### [CHALLENGE]
Gather, from the data below, each line in which the word "INDU" occurs.

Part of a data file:
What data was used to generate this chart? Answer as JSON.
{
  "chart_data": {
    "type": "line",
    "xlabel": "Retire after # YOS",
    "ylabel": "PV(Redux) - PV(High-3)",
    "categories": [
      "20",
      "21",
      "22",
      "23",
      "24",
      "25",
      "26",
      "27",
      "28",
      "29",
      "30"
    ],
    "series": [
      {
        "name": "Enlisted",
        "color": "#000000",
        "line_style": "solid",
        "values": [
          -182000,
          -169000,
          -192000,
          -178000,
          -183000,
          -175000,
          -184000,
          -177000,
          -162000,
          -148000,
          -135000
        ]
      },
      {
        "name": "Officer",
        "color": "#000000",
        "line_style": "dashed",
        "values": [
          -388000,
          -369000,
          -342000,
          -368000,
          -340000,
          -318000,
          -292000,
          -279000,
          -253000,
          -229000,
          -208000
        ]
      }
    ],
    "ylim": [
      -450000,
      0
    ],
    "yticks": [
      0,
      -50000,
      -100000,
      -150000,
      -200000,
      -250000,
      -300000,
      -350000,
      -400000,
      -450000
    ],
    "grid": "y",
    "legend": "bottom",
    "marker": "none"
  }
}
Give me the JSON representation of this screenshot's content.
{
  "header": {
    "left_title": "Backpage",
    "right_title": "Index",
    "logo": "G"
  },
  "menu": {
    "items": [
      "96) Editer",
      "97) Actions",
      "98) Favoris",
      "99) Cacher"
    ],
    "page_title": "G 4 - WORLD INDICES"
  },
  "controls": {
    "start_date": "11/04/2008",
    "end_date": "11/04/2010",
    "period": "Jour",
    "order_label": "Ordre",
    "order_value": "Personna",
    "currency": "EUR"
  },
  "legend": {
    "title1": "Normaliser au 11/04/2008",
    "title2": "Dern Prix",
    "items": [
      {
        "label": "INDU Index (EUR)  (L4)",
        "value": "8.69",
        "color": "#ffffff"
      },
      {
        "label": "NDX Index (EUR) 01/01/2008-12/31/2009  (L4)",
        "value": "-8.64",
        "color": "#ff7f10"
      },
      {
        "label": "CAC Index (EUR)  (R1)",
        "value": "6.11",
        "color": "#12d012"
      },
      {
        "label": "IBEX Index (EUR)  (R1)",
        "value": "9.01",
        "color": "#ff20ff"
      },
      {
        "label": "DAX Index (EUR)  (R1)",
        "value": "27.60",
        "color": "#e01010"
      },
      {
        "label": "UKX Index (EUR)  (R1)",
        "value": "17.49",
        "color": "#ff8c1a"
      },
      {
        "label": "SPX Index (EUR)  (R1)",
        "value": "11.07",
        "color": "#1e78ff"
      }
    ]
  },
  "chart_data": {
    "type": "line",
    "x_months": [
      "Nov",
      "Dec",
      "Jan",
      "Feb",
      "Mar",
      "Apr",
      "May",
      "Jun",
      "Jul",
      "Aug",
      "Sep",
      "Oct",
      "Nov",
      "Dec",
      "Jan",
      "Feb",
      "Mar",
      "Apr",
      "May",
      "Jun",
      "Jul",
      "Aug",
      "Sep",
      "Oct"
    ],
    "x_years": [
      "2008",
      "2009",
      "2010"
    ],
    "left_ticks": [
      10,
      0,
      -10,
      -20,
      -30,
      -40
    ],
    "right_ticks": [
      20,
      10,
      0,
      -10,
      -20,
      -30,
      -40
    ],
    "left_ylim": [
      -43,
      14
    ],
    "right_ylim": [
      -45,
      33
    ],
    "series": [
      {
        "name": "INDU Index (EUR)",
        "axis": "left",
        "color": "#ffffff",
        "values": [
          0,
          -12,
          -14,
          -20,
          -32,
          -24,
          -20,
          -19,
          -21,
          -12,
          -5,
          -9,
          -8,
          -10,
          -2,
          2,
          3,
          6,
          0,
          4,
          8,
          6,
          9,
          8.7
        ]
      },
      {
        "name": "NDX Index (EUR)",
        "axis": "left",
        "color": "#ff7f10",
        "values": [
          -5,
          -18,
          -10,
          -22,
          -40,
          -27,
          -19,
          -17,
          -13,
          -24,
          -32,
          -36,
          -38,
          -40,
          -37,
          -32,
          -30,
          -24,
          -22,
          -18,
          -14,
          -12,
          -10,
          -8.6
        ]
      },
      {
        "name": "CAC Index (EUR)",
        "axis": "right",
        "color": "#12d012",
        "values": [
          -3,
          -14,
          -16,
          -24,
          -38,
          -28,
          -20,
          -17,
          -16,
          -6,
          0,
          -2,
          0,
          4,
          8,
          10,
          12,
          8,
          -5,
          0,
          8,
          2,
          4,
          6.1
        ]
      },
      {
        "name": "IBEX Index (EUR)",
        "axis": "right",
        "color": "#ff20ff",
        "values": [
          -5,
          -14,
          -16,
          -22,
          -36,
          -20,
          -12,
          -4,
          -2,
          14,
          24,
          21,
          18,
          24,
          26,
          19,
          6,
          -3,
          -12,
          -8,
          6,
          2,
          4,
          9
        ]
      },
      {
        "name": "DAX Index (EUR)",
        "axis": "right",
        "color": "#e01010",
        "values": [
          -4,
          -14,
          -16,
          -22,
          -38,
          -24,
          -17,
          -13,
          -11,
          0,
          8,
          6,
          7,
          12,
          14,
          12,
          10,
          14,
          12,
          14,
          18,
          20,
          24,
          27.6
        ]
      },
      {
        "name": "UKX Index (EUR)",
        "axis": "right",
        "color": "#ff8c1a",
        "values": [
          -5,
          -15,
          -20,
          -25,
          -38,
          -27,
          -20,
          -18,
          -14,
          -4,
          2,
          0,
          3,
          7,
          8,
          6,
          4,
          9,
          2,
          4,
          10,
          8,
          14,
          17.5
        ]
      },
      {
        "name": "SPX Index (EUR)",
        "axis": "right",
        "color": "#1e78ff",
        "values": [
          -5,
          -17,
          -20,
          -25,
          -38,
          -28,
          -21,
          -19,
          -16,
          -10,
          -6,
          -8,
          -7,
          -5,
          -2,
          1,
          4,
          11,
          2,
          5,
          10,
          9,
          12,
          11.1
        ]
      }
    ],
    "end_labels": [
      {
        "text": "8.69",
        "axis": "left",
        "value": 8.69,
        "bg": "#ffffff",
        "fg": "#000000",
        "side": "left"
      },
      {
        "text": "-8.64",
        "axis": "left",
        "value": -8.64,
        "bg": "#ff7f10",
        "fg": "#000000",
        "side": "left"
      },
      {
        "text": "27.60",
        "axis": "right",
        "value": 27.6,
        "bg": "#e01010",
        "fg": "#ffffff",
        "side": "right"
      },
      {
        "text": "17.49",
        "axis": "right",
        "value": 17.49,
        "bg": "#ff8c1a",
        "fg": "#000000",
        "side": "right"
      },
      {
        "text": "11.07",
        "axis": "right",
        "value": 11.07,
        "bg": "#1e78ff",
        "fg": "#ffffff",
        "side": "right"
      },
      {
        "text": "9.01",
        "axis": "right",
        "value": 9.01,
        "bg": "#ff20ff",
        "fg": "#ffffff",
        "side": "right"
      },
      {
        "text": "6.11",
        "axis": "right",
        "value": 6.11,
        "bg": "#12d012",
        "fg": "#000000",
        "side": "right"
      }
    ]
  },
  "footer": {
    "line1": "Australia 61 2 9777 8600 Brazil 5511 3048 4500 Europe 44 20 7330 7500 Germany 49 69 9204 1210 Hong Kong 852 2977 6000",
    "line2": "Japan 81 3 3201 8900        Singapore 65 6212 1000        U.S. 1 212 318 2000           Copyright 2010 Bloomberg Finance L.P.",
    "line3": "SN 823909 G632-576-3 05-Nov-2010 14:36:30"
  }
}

### [THE SOLUTION]
        "label": "INDU Index (EUR)  (L4)",
        "name": "INDU Index (EUR)",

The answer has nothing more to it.